Written problem:
Reproduce all lines of the listing below in which the word "прирост" occurs.

□ □ □ □

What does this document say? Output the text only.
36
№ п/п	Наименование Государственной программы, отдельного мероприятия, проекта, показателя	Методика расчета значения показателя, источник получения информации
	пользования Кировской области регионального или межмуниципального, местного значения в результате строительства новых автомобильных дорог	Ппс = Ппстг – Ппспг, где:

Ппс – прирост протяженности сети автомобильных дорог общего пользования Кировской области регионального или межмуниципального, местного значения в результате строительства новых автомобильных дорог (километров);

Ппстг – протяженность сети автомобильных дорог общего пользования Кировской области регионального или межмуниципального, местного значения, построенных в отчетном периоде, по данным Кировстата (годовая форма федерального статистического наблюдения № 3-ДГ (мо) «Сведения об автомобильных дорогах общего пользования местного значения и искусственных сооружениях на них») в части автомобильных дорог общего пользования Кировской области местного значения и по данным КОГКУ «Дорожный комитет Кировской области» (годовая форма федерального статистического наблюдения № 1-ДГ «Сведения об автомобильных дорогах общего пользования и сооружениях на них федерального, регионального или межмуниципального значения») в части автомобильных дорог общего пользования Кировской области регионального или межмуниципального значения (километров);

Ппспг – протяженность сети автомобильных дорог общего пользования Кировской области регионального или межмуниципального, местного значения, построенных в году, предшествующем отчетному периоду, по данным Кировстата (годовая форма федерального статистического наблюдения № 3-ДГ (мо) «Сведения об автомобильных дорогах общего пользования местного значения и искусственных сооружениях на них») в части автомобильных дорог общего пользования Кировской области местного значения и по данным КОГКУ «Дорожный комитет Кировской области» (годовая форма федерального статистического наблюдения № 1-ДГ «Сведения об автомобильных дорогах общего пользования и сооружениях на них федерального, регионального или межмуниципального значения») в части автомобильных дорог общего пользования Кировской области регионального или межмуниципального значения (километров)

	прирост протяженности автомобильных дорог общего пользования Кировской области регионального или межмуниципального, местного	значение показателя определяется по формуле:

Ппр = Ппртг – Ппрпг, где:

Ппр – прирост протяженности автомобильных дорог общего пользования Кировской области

□ □ □ □

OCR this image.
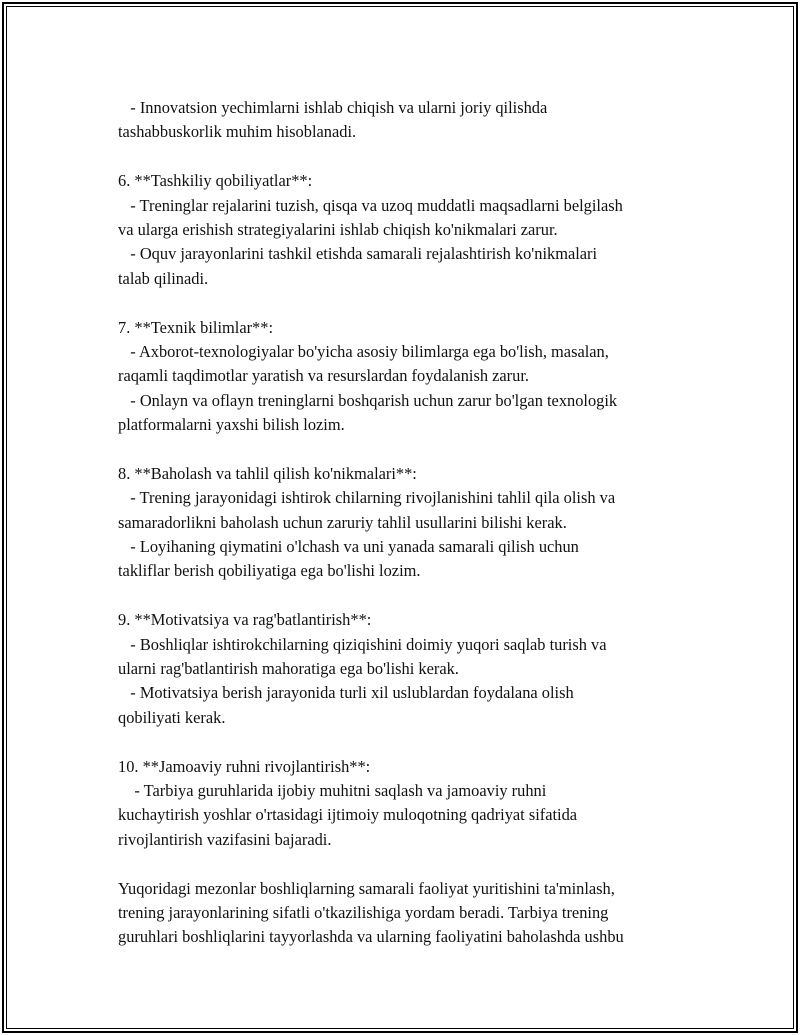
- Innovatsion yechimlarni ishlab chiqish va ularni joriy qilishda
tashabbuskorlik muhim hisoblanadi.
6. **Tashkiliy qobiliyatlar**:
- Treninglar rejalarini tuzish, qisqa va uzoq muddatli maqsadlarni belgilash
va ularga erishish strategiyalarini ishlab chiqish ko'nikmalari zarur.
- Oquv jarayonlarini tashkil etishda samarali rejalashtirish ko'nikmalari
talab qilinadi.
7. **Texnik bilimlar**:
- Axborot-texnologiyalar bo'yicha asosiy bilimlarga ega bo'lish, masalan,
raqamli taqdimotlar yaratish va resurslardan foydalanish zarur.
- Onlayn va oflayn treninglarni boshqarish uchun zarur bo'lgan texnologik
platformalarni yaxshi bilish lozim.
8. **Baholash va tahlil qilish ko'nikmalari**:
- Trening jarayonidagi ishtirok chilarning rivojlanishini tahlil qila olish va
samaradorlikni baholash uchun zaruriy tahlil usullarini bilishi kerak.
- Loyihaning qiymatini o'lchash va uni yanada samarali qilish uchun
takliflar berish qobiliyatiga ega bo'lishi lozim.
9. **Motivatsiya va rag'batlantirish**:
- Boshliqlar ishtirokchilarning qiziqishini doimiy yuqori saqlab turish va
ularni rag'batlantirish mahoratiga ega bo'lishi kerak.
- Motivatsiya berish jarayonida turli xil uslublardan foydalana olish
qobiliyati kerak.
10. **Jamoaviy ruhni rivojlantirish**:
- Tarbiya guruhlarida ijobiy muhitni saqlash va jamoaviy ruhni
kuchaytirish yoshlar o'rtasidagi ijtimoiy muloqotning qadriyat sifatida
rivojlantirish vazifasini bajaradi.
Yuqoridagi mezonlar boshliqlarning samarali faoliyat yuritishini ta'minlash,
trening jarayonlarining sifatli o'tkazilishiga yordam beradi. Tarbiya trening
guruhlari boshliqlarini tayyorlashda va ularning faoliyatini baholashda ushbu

□ □ □ □

Exercise answer:
Ппс – прирост протяженности сети автомобильных дорог общего пользования Кировской области регионального или межмуниципального, местного значения в результате строительства новых автомобильных дорог (километров);
	прирост протяженности автомобильных дорог общего пользования Кировской области регионального или межмуниципального, местного	значение показателя определяется по формуле:
Ппр – прирост протяженности автомобильных дорог общего пользования Кировской области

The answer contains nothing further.